Consigne: Condensez le paragraphe de l’extrait choisi qui commence par « Comme le visage de l’enfant » en conservant ses idées principales.

Extrait choisi:
|---|

Shanghai pour horizon--Philippe
Shanghai pour horizon
"Le futur de l’est et de l’ouest”
Comme le visage de l’enfant laisse deviner celui de l’adulte qu’il deviendra, notre époque annonce le futur qui nous attend. Ce que nous avons sous les yeux continuera d’exister, semblable à ce que nous connaissons, mais dépassant aussi tout ce que nous pouvons imaginer. L’accompli appelle la nouveauté. La tradition désire l’inédit. Telle est la leçon du temps : il demeure le même en se renouvelant. Quel sera l’avenir de l’est et de l’ouest ? Quelles réussites nous sont promises, quelles difficultés nous attendent, quelle destinée commune sommes-nous en train d’écrire ?

|---|

(Items issus d’un jeu de données)
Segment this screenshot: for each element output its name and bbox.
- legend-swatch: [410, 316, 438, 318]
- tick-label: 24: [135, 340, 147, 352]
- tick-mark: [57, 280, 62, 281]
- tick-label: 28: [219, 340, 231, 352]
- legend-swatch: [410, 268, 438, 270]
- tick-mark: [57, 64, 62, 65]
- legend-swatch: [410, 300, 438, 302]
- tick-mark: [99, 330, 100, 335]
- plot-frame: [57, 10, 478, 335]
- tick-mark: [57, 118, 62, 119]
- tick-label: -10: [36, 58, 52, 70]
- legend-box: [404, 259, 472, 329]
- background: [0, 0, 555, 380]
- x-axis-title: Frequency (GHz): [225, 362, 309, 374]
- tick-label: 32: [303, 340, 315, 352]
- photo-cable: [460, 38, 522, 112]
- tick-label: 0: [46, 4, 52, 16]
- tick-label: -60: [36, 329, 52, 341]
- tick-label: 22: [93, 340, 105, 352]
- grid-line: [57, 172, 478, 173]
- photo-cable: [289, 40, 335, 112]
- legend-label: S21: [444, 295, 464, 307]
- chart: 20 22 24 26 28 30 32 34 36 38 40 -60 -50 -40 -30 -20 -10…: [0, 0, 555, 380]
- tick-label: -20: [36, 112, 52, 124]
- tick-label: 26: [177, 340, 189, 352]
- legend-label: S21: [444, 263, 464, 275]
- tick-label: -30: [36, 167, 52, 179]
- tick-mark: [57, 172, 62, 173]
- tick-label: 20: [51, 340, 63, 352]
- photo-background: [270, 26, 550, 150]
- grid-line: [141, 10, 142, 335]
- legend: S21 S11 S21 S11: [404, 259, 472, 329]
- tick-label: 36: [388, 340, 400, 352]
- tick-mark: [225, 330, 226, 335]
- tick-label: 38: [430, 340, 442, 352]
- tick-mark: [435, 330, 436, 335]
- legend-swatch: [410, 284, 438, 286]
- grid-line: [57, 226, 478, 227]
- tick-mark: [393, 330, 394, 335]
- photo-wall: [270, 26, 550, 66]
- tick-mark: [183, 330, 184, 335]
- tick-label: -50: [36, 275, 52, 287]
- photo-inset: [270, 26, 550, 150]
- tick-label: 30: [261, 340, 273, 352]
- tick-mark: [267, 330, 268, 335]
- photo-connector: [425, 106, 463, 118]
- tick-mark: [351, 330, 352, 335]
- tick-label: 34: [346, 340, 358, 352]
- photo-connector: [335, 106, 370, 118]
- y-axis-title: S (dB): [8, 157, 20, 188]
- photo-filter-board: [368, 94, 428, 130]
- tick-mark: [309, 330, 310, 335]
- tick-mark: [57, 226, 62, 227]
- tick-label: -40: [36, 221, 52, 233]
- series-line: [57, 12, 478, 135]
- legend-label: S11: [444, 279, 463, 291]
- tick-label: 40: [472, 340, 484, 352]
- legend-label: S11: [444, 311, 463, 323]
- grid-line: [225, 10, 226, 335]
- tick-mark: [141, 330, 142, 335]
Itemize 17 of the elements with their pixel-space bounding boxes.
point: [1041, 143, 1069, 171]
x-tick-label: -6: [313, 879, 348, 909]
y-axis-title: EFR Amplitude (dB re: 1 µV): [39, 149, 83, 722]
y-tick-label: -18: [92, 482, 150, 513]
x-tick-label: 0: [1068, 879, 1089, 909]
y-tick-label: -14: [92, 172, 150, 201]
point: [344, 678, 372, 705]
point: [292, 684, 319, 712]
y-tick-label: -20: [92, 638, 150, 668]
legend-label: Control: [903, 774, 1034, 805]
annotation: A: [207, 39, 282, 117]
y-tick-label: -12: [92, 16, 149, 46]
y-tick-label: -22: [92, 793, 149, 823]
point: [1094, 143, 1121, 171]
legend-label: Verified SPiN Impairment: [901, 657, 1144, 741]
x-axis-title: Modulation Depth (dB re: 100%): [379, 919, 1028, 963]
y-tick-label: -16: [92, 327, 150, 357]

|---|

Corrigé: Notre époque annonce l’avenir, comme le visage d’un enfant laisse deviner l’adulte qu’il deviendra. Ce que nous voyons continuera d’exister, semblable à ce que nous connaissons mais au-delà de ce que nous imaginons. L’accompli et la tradition appellent la nouveauté, et le temps reste le même en se renouvelant. Reste à savoir quel avenir, quelles réussites, quelles difficultés et quelle destinée commune attendent l’est et l’ouest.